Selected passage:
━━━━━━

Example 3: Multilevel Transition State Search

Figure shows another workflow to illustrate the integration of calculations with different packages by QMflows. Starting from an automatically generated 2-methylbiphenyl molecule, a constrained geometry optimization is performed with the DFTB package, to obtain an approximate TS state for the rotation between two conformers. Subsequently, a frequency calculation is performed to obtain a DFTB Hessian. This Hessian is then used to initialize the transition state calculation at the DFT level in a different package (ORCA). The full code is provided in Example S3 in the Supporting Information. This example shows how QMFlows allows (partial) interoperability between codes by providing generic functionality that is common to different packages, translating between different input specifications without user intervention.

Figure 4

QMflows workflow for a multilevel transition state search. The QMflows actions are highlighted in red, while the results of the action are highlighted in green.

━━━━━━

Page layout parsing data:

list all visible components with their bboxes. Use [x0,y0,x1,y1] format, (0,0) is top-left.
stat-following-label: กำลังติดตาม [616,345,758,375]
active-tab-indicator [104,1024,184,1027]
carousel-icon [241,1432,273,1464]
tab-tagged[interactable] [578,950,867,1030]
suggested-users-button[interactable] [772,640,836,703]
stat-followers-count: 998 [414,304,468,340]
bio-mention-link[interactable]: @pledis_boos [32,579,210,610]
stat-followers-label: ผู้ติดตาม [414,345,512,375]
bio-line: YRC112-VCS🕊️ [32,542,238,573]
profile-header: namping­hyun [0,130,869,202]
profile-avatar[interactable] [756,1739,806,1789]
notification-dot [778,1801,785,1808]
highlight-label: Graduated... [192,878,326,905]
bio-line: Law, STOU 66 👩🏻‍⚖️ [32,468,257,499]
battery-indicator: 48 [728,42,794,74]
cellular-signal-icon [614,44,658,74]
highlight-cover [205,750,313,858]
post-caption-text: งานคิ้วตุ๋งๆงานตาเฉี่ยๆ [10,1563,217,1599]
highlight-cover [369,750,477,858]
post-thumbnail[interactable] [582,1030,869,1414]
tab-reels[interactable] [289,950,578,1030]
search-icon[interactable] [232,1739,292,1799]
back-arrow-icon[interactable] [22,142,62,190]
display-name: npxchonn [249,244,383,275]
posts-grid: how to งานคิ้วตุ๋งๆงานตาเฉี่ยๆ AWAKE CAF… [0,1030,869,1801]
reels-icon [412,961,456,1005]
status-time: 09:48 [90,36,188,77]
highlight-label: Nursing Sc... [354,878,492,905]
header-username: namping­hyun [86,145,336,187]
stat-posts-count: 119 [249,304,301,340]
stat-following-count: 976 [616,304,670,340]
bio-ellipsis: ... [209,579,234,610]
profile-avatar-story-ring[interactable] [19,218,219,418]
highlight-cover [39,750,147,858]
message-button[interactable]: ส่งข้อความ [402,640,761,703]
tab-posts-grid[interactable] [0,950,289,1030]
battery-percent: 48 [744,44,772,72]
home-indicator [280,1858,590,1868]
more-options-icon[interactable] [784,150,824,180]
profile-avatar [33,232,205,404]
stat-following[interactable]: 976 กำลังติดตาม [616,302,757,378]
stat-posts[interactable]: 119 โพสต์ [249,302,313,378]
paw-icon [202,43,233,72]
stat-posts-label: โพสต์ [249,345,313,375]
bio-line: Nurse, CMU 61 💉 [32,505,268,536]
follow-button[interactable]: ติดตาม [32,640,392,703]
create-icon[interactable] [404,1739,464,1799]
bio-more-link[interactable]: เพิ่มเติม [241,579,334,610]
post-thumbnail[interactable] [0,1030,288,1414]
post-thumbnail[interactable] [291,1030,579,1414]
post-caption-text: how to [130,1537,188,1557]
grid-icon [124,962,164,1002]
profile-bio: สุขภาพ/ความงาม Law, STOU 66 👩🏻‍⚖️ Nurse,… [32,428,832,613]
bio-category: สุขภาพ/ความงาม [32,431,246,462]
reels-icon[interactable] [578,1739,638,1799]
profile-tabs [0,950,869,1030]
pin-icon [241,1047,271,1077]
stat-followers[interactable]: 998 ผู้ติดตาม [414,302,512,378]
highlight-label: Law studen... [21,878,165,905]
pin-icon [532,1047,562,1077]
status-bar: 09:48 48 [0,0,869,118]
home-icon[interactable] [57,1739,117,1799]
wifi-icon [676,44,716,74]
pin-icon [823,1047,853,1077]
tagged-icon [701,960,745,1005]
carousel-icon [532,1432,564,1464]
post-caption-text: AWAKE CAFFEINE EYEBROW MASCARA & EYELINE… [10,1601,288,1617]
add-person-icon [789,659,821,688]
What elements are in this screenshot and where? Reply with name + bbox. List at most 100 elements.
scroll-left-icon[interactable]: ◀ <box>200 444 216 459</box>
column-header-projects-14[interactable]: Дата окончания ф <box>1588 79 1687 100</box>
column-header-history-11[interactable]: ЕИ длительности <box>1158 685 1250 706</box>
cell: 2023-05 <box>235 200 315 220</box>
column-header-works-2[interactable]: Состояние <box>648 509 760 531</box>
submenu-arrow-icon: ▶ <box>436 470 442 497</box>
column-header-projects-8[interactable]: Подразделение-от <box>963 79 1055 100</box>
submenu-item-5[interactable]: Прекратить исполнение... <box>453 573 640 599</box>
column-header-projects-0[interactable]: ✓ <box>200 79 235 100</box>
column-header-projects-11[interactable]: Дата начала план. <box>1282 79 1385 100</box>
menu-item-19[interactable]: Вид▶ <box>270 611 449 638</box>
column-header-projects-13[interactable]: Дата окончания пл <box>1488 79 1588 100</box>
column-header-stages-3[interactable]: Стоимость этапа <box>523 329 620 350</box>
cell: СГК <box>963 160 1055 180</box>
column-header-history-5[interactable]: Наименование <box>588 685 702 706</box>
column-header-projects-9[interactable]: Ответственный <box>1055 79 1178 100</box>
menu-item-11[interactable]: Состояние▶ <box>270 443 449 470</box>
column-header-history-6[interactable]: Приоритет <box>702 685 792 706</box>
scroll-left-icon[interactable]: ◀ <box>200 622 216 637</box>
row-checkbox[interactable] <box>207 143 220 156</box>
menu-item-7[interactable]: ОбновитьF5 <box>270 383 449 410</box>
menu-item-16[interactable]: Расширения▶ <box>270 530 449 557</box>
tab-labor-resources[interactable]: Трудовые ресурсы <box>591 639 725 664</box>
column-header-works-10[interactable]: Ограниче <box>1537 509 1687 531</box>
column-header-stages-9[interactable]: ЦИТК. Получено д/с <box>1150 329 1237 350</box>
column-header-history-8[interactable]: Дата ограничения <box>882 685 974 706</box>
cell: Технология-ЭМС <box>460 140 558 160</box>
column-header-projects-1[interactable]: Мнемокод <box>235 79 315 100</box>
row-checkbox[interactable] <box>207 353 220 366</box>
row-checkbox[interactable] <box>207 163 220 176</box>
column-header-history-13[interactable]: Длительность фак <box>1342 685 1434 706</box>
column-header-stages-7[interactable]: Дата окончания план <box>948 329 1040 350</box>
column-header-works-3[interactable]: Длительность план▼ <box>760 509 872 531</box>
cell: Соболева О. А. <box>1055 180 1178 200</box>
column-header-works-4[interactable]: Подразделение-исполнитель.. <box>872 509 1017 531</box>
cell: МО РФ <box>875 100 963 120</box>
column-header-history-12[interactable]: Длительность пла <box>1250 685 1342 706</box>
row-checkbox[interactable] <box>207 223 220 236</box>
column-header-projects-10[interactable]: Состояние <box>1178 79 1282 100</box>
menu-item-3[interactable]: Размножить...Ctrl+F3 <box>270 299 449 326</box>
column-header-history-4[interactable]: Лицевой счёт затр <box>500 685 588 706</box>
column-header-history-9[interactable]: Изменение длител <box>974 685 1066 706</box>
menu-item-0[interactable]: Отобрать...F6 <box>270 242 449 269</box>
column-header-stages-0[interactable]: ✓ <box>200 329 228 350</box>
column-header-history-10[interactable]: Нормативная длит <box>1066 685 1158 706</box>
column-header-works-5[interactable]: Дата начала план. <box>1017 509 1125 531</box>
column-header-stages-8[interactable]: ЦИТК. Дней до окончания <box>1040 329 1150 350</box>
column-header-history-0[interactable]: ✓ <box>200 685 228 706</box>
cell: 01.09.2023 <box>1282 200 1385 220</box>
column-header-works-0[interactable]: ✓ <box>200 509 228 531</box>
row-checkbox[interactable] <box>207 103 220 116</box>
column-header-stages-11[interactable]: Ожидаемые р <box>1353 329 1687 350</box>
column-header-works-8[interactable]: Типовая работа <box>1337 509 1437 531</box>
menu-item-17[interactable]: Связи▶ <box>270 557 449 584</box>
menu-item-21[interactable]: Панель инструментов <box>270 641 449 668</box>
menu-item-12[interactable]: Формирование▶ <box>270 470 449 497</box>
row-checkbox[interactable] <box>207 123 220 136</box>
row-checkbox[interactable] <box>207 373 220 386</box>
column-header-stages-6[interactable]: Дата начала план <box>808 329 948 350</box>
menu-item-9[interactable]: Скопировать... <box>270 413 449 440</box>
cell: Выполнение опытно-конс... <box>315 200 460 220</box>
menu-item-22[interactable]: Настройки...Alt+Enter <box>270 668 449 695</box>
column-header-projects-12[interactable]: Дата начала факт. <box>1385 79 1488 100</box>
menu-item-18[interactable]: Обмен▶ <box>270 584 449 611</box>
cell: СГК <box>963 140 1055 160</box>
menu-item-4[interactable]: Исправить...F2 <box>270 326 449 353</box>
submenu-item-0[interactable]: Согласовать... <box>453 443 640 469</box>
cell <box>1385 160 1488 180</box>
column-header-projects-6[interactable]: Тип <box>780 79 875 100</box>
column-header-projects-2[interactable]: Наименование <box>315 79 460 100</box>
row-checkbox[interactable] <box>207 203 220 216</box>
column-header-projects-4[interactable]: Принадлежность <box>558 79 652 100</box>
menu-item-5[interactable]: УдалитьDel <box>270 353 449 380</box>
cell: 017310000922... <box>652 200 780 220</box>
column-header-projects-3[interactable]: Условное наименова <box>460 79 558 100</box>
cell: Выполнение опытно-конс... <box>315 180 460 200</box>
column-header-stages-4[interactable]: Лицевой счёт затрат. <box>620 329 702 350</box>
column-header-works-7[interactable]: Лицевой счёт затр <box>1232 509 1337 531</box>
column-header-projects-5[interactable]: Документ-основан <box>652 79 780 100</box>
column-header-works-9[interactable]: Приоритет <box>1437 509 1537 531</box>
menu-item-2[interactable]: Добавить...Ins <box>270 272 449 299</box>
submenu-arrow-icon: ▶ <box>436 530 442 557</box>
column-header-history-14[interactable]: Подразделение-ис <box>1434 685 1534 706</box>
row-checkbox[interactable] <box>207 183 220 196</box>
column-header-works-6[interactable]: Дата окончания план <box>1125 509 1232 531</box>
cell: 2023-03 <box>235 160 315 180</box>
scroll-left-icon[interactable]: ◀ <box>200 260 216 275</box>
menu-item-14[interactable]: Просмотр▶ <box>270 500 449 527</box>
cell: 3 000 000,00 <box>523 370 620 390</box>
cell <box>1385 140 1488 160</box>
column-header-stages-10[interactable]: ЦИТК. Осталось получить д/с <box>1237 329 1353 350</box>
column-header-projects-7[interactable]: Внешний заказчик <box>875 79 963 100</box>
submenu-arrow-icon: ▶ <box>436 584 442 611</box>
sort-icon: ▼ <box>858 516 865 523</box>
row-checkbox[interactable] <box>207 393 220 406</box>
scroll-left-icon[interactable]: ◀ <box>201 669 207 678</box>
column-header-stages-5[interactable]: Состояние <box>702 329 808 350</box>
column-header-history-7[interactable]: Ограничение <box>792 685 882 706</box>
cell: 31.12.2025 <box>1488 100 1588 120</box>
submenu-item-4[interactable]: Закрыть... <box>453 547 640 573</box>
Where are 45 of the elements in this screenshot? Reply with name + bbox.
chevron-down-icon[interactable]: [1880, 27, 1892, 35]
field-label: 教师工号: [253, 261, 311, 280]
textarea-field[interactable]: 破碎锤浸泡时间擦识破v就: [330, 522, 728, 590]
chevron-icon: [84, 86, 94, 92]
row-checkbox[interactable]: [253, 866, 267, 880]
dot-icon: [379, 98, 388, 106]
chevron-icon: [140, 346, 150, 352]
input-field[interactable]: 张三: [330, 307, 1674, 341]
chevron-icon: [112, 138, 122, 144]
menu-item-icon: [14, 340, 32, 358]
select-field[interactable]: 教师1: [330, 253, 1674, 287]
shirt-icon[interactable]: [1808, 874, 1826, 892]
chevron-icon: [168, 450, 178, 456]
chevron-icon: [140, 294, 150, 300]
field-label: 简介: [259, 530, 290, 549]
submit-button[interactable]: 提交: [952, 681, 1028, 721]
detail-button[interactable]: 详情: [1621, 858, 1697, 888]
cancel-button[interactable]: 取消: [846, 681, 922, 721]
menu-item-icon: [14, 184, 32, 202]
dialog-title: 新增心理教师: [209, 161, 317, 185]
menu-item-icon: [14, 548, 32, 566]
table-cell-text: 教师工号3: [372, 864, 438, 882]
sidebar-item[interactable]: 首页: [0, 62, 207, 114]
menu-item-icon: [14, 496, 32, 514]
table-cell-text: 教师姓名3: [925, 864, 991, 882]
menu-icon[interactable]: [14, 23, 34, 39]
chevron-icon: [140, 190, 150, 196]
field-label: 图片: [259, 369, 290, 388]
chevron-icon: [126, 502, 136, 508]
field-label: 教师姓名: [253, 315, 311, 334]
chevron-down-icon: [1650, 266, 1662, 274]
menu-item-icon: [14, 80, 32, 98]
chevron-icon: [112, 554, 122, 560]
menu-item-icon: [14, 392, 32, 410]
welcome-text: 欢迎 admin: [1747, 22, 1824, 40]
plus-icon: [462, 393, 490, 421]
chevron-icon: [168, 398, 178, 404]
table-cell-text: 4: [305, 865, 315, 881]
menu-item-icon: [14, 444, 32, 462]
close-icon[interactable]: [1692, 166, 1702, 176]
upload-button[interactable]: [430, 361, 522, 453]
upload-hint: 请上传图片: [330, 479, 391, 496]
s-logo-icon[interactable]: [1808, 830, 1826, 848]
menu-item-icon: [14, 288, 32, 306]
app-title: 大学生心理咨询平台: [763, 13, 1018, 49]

━━━━━━

Update the part of the multilevel transition state search text that opens with the words "Figure shows another" and closes with "without user intervention.", writing "rotamers" wherever "conformers" appears.

Figure shows another workflow to illustrate the integration of calculations with different packages by QMflows. Starting from an automatically generated 2-methylbiphenyl molecule, a constrained geometry optimization is performed with the DFTB package, to obtain an approximate TS state for the rotation between two rotamers. Subsequently, a frequency calculation is performed to obtain a DFTB Hessian. This Hessian is then used to initialize the transition state calculation at the DFT level in a different package (ORCA). The full code is provided in Example S3 in the Supporting Information. This example shows how QMFlows allows (partial) interoperability between codes by providing generic functionality that is common to different packages, translating between different input specifications without user intervention.